===== GIVEN PASSAGE =====

Broadcast each weekday morning (with an afternoon repeat on BBC1, preceding the day’s main children’s programme schedule, introduced a couple of years later), Play School was presented by a constantly changing set of male and female pairings from a sizeable rotating team of performers. Over the course of the programme’s long history, this pool of presenters would include a great many whose enthusiasm and versatility endeared them to young viewers, and led directly into career paths that they might not otherwise have adopted. In keeping with the progressive and unconventional approach that Whitby had employed in devising the series, the presenters were generally not aspirant actors or presenters as such (at least not in the sense that is more familiar to modern viewers) and were instead drawn from a variety of diverse backgrounds. Johnny Ball, for example, had been a standup comedian, while Toni Arthur was better known as a regular on the burgeoning folk-rock circuit (indeed, the albums that she made prior to joining the show are now hailed as classics of the genre, and change hands for hefty sums of money). Some presenters were simply nursery school teachers who had been invited to audition, and even those who arrived at the show through a more conventional career route were hardly obvious choices. Shortly before joining Play School, Julie Stevens had starred as the semi-regular character Venus Smith in The Avengers, while Floella Benjamin had come to prominence through her starring role in an early production of the controversial stage musical Hair, and Derek Griffiths and Fred Harris were both more closely associated with comedy (the former as a regular guest star in a variety of popular mainstream sitcoms and the latter with sophisticated radio comedy shows such as The Half-Open University and The Burkiss Way – and later the television sketch show End of Part One).

=====

WORK TO COMPLETE |
According to the Play School passage, what was Johnny Ball before he presented the show?

===== PROVIDED MATERIAL =====

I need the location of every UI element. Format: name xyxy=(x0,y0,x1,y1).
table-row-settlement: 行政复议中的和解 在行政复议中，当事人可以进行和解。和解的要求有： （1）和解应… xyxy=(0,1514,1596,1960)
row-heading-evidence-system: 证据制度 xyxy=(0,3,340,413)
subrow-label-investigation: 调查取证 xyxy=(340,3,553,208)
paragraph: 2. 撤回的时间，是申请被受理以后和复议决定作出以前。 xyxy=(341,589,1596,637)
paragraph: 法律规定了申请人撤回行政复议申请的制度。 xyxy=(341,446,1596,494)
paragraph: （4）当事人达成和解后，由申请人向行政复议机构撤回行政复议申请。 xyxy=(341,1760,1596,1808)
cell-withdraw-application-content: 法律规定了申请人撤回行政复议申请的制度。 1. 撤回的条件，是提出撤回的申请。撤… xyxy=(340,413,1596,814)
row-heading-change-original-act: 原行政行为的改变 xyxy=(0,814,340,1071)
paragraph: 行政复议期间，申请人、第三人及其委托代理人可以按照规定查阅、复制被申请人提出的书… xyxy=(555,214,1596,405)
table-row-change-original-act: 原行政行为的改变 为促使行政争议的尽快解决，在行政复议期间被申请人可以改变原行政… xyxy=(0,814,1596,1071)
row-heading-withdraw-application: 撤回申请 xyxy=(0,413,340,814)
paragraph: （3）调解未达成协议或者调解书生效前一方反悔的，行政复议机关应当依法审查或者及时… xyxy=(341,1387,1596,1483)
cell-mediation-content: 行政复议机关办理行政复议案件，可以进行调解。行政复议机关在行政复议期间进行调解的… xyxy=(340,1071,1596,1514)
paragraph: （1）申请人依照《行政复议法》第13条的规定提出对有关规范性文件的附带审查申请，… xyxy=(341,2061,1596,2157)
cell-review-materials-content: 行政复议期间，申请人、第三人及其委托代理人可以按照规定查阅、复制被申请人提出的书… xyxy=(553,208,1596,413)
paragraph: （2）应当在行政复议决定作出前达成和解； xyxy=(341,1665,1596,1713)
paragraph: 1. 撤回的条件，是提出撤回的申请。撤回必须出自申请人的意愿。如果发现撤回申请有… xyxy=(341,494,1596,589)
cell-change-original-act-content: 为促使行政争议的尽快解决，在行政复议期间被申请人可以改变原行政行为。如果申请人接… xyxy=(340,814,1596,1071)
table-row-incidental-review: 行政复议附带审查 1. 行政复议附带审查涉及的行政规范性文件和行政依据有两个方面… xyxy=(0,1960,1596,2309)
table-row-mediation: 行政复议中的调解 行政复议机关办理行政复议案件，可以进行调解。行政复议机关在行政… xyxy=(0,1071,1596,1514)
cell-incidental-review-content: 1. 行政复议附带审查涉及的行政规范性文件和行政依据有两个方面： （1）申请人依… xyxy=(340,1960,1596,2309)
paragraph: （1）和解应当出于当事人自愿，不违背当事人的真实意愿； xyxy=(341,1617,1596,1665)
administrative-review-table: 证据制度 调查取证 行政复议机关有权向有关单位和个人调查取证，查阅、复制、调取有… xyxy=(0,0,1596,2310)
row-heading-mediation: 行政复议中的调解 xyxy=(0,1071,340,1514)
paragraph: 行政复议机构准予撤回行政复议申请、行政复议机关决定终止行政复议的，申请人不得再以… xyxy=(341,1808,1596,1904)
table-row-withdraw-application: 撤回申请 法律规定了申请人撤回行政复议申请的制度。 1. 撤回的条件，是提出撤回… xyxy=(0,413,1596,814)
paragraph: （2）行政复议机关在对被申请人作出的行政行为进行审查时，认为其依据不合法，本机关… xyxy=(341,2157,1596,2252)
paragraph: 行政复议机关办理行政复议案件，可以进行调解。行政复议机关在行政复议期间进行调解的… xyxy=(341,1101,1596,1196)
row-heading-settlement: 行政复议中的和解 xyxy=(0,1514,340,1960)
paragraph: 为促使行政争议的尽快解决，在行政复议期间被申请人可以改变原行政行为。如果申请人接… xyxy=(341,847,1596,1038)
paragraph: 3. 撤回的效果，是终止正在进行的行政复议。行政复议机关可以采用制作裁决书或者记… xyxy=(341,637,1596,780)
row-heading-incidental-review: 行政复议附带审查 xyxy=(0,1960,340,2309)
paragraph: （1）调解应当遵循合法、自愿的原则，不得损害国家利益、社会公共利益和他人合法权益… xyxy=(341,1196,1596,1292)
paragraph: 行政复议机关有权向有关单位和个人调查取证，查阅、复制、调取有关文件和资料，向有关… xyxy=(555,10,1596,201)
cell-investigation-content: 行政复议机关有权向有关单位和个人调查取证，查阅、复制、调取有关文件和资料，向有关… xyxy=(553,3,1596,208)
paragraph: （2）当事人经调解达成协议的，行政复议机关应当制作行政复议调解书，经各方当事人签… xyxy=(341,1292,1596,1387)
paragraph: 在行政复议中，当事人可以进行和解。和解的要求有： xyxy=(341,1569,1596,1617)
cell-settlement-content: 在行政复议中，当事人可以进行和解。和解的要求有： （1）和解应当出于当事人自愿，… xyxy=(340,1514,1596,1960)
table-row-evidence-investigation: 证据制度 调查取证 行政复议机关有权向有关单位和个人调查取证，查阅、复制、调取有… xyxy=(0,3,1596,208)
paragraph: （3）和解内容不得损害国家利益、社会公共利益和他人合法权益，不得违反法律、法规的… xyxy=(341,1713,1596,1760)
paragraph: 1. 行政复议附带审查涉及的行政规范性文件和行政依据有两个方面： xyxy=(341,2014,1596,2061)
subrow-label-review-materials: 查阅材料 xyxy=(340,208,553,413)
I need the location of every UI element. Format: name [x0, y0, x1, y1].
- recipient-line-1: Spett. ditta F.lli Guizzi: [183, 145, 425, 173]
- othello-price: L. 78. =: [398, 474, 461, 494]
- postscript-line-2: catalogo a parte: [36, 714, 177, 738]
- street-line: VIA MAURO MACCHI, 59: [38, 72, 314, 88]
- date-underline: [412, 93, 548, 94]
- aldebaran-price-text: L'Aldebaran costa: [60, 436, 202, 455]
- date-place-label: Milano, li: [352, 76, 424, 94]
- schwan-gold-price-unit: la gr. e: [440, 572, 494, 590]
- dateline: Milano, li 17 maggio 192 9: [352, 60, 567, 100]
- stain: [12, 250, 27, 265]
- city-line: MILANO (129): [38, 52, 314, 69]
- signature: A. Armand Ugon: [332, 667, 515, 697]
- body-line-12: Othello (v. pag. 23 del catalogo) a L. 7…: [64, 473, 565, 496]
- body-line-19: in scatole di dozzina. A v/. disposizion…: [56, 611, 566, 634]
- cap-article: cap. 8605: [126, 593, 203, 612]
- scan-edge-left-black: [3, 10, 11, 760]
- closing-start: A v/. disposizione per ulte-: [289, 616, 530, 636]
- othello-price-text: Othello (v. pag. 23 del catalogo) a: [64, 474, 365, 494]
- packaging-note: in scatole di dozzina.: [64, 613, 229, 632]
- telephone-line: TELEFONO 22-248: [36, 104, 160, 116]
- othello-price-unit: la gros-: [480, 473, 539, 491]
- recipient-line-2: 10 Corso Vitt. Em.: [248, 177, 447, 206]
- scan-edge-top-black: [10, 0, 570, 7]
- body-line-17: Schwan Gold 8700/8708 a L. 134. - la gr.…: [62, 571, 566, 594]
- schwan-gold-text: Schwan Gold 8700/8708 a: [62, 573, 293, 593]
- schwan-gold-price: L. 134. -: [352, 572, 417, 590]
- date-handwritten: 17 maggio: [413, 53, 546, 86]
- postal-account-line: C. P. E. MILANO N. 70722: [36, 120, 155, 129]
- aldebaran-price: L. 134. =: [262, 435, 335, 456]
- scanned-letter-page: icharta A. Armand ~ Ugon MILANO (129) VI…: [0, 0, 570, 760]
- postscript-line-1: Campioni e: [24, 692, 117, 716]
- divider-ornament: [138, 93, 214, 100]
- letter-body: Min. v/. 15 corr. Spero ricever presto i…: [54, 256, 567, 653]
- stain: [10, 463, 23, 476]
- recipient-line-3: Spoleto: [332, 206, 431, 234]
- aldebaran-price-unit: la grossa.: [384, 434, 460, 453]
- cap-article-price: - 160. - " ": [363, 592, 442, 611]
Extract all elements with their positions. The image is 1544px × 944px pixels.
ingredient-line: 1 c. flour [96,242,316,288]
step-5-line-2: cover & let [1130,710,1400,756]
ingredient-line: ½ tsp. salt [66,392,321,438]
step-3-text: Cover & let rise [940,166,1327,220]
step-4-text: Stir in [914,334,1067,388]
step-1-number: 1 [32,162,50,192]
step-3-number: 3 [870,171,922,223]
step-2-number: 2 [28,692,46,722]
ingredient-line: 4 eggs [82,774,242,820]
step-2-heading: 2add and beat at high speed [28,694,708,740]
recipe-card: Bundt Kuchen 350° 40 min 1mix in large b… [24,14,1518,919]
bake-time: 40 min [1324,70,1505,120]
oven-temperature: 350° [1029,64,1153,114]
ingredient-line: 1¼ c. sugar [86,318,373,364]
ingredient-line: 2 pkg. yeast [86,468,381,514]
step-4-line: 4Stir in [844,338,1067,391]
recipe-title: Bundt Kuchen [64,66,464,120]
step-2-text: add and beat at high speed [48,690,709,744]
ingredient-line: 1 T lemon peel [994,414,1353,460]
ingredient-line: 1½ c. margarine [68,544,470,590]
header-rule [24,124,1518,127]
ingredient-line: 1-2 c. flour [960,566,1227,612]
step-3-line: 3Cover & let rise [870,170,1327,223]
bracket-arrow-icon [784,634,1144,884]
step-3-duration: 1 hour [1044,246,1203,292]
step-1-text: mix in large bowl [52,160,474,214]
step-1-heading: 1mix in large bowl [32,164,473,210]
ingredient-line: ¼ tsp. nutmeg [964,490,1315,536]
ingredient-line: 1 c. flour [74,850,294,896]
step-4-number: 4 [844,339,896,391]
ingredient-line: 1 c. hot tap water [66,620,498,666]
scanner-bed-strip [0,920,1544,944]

=====

WRITTEN RESPONSE |
A standup comedian.